Exercise inputs:

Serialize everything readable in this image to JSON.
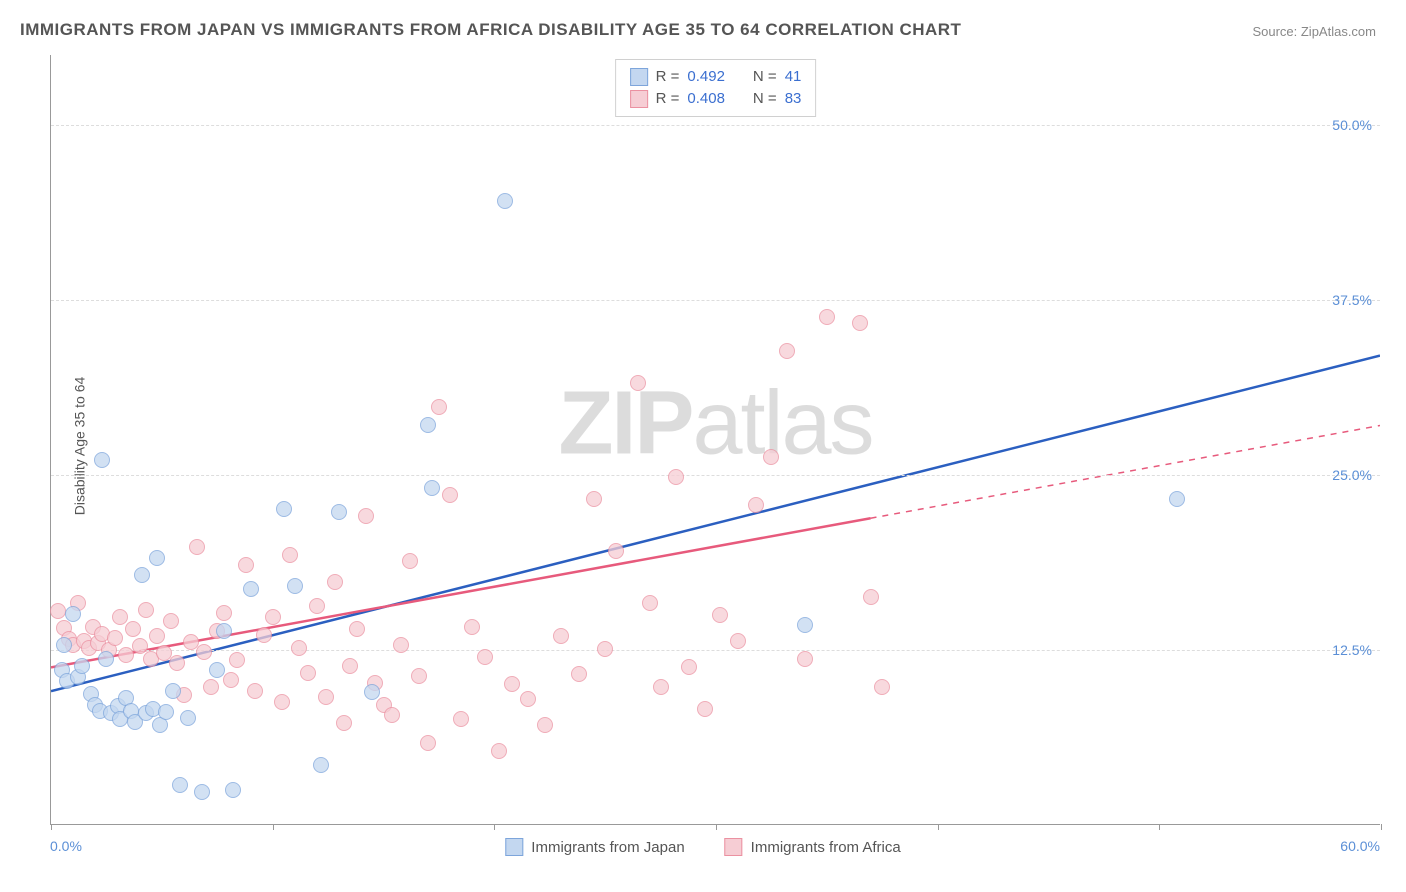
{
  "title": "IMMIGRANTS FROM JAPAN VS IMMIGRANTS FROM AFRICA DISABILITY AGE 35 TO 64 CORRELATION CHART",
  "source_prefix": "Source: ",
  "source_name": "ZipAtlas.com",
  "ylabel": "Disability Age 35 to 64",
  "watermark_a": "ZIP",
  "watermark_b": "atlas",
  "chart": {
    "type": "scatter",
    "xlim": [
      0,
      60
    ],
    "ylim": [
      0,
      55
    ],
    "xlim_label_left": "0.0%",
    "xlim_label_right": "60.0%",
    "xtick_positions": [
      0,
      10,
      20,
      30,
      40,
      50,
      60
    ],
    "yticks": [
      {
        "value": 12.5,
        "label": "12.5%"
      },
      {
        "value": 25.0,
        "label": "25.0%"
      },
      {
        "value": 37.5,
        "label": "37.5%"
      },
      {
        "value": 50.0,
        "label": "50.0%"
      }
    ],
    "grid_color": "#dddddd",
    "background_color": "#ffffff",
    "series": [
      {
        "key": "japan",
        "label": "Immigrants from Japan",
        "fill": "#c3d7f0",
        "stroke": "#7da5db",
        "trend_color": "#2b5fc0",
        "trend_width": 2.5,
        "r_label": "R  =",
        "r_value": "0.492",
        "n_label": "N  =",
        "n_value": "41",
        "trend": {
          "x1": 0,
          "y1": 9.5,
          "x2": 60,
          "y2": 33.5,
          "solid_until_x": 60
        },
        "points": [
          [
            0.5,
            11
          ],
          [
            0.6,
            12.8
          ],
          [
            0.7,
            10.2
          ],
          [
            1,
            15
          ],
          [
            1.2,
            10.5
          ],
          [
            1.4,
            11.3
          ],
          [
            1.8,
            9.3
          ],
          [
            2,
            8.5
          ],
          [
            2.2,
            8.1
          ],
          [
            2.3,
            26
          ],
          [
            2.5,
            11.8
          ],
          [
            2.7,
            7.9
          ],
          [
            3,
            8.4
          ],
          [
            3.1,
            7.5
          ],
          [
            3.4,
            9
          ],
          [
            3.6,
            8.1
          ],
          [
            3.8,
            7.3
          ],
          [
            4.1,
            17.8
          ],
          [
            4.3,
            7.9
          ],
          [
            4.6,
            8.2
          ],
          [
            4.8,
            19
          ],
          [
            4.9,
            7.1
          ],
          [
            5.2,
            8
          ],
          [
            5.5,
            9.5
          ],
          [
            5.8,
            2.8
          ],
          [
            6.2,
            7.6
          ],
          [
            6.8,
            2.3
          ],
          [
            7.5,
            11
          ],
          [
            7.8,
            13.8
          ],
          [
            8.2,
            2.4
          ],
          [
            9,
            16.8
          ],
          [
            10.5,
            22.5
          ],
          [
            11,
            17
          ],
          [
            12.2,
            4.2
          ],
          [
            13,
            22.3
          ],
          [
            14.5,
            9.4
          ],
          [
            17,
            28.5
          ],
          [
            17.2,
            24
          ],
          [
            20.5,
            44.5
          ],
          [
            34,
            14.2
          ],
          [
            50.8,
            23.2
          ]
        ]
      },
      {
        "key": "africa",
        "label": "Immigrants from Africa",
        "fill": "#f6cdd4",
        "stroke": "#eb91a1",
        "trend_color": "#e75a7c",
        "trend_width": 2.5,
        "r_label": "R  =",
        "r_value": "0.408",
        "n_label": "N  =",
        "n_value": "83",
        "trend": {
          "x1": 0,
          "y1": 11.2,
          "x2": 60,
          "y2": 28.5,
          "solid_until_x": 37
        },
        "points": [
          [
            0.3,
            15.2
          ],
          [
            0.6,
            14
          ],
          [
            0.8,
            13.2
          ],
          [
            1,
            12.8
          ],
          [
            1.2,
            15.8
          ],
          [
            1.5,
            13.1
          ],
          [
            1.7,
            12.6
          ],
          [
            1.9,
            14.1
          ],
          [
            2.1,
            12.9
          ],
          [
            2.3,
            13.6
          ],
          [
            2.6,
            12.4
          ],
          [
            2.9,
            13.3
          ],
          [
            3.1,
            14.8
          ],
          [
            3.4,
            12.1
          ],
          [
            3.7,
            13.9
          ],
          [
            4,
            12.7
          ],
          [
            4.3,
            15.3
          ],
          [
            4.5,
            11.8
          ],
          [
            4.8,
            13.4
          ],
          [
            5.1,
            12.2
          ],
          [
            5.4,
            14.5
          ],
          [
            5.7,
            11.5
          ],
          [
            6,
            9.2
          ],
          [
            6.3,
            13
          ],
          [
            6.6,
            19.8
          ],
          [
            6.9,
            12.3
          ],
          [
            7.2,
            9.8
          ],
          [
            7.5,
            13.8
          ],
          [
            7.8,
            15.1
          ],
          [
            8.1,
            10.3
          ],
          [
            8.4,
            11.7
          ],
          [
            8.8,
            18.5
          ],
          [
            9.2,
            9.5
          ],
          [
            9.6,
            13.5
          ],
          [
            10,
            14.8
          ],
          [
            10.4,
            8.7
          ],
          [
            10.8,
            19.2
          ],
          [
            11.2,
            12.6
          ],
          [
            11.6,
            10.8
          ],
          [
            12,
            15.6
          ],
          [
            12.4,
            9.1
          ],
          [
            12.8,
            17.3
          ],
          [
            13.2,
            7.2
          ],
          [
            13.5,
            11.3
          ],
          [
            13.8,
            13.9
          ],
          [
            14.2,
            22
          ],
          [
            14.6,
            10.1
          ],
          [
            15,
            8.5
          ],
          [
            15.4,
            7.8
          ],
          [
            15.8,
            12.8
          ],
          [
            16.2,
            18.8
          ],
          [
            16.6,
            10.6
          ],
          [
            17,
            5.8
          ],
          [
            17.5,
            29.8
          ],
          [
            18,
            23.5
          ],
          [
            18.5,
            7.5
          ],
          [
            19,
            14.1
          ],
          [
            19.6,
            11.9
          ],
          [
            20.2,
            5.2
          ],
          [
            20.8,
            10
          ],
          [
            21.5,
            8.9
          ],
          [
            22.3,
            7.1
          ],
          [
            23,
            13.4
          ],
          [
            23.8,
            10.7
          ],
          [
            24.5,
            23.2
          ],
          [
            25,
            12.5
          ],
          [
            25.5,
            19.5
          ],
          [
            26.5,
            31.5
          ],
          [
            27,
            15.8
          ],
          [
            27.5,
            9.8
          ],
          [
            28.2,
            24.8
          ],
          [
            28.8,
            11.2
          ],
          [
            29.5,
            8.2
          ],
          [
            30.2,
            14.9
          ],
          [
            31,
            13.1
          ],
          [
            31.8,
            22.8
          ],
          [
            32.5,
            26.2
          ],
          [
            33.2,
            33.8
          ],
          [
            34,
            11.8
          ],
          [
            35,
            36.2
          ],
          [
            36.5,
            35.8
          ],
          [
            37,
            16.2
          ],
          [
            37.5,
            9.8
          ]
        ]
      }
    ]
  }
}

Stated task: Omit the pictures. Output every record above word for word.

Task response:
Serialize everything readable in this image to JSON.
{
  "title": "IMMIGRANTS FROM JAPAN VS IMMIGRANTS FROM AFRICA DISABILITY AGE 35 TO 64 CORRELATION CHART",
  "source_prefix": "Source: ",
  "source_name": "ZipAtlas.com",
  "ylabel": "Disability Age 35 to 64",
  "watermark_a": "ZIP",
  "watermark_b": "atlas",
  "chart": {
    "type": "scatter",
    "xlim": [
      0,
      60
    ],
    "ylim": [
      0,
      55
    ],
    "xlim_label_left": "0.0%",
    "xlim_label_right": "60.0%",
    "xtick_positions": [
      0,
      10,
      20,
      30,
      40,
      50,
      60
    ],
    "yticks": [
      {
        "value": 12.5,
        "label": "12.5%"
      },
      {
        "value": 25.0,
        "label": "25.0%"
      },
      {
        "value": 37.5,
        "label": "37.5%"
      },
      {
        "value": 50.0,
        "label": "50.0%"
      }
    ],
    "grid_color": "#dddddd",
    "background_color": "#ffffff",
    "series": [
      {
        "key": "japan",
        "label": "Immigrants from Japan",
        "fill": "#c3d7f0",
        "stroke": "#7da5db",
        "trend_color": "#2b5fc0",
        "trend_width": 2.5,
        "r_label": "R  =",
        "r_value": "0.492",
        "n_label": "N  =",
        "n_value": "41",
        "trend": {
          "x1": 0,
          "y1": 9.5,
          "x2": 60,
          "y2": 33.5,
          "solid_until_x": 60
        },
        "points": [
          [
            0.5,
            11
          ],
          [
            0.6,
            12.8
          ],
          [
            0.7,
            10.2
          ],
          [
            1,
            15
          ],
          [
            1.2,
            10.5
          ],
          [
            1.4,
            11.3
          ],
          [
            1.8,
            9.3
          ],
          [
            2,
            8.5
          ],
          [
            2.2,
            8.1
          ],
          [
            2.3,
            26
          ],
          [
            2.5,
            11.8
          ],
          [
            2.7,
            7.9
          ],
          [
            3,
            8.4
          ],
          [
            3.1,
            7.5
          ],
          [
            3.4,
            9
          ],
          [
            3.6,
            8.1
          ],
          [
            3.8,
            7.3
          ],
          [
            4.1,
            17.8
          ],
          [
            4.3,
            7.9
          ],
          [
            4.6,
            8.2
          ],
          [
            4.8,
            19
          ],
          [
            4.9,
            7.1
          ],
          [
            5.2,
            8
          ],
          [
            5.5,
            9.5
          ],
          [
            5.8,
            2.8
          ],
          [
            6.2,
            7.6
          ],
          [
            6.8,
            2.3
          ],
          [
            7.5,
            11
          ],
          [
            7.8,
            13.8
          ],
          [
            8.2,
            2.4
          ],
          [
            9,
            16.8
          ],
          [
            10.5,
            22.5
          ],
          [
            11,
            17
          ],
          [
            12.2,
            4.2
          ],
          [
            13,
            22.3
          ],
          [
            14.5,
            9.4
          ],
          [
            17,
            28.5
          ],
          [
            17.2,
            24
          ],
          [
            20.5,
            44.5
          ],
          [
            34,
            14.2
          ],
          [
            50.8,
            23.2
          ]
        ]
      },
      {
        "key": "africa",
        "label": "Immigrants from Africa",
        "fill": "#f6cdd4",
        "stroke": "#eb91a1",
        "trend_color": "#e75a7c",
        "trend_width": 2.5,
        "r_label": "R  =",
        "r_value": "0.408",
        "n_label": "N  =",
        "n_value": "83",
        "trend": {
          "x1": 0,
          "y1": 11.2,
          "x2": 60,
          "y2": 28.5,
          "solid_until_x": 37
        },
        "points": [
          [
            0.3,
            15.2
          ],
          [
            0.6,
            14
          ],
          [
            0.8,
            13.2
          ],
          [
            1,
            12.8
          ],
          [
            1.2,
            15.8
          ],
          [
            1.5,
            13.1
          ],
          [
            1.7,
            12.6
          ],
          [
            1.9,
            14.1
          ],
          [
            2.1,
            12.9
          ],
          [
            2.3,
            13.6
          ],
          [
            2.6,
            12.4
          ],
          [
            2.9,
            13.3
          ],
          [
            3.1,
            14.8
          ],
          [
            3.4,
            12.1
          ],
          [
            3.7,
            13.9
          ],
          [
            4,
            12.7
          ],
          [
            4.3,
            15.3
          ],
          [
            4.5,
            11.8
          ],
          [
            4.8,
            13.4
          ],
          [
            5.1,
            12.2
          ],
          [
            5.4,
            14.5
          ],
          [
            5.7,
            11.5
          ],
          [
            6,
            9.2
          ],
          [
            6.3,
            13
          ],
          [
            6.6,
            19.8
          ],
          [
            6.9,
            12.3
          ],
          [
            7.2,
            9.8
          ],
          [
            7.5,
            13.8
          ],
          [
            7.8,
            15.1
          ],
          [
            8.1,
            10.3
          ],
          [
            8.4,
            11.7
          ],
          [
            8.8,
            18.5
          ],
          [
            9.2,
            9.5
          ],
          [
            9.6,
            13.5
          ],
          [
            10,
            14.8
          ],
          [
            10.4,
            8.7
          ],
          [
            10.8,
            19.2
          ],
          [
            11.2,
            12.6
          ],
          [
            11.6,
            10.8
          ],
          [
            12,
            15.6
          ],
          [
            12.4,
            9.1
          ],
          [
            12.8,
            17.3
          ],
          [
            13.2,
            7.2
          ],
          [
            13.5,
            11.3
          ],
          [
            13.8,
            13.9
          ],
          [
            14.2,
            22
          ],
          [
            14.6,
            10.1
          ],
          [
            15,
            8.5
          ],
          [
            15.4,
            7.8
          ],
          [
            15.8,
            12.8
          ],
          [
            16.2,
            18.8
          ],
          [
            16.6,
            10.6
          ],
          [
            17,
            5.8
          ],
          [
            17.5,
            29.8
          ],
          [
            18,
            23.5
          ],
          [
            18.5,
            7.5
          ],
          [
            19,
            14.1
          ],
          [
            19.6,
            11.9
          ],
          [
            20.2,
            5.2
          ],
          [
            20.8,
            10
          ],
          [
            21.5,
            8.9
          ],
          [
            22.3,
            7.1
          ],
          [
            23,
            13.4
          ],
          [
            23.8,
            10.7
          ],
          [
            24.5,
            23.2
          ],
          [
            25,
            12.5
          ],
          [
            25.5,
            19.5
          ],
          [
            26.5,
            31.5
          ],
          [
            27,
            15.8
          ],
          [
            27.5,
            9.8
          ],
          [
            28.2,
            24.8
          ],
          [
            28.8,
            11.2
          ],
          [
            29.5,
            8.2
          ],
          [
            30.2,
            14.9
          ],
          [
            31,
            13.1
          ],
          [
            31.8,
            22.8
          ],
          [
            32.5,
            26.2
          ],
          [
            33.2,
            33.8
          ],
          [
            34,
            11.8
          ],
          [
            35,
            36.2
          ],
          [
            36.5,
            35.8
          ],
          [
            37,
            16.2
          ],
          [
            37.5,
            9.8
          ]
        ]
      }
    ]
  }
}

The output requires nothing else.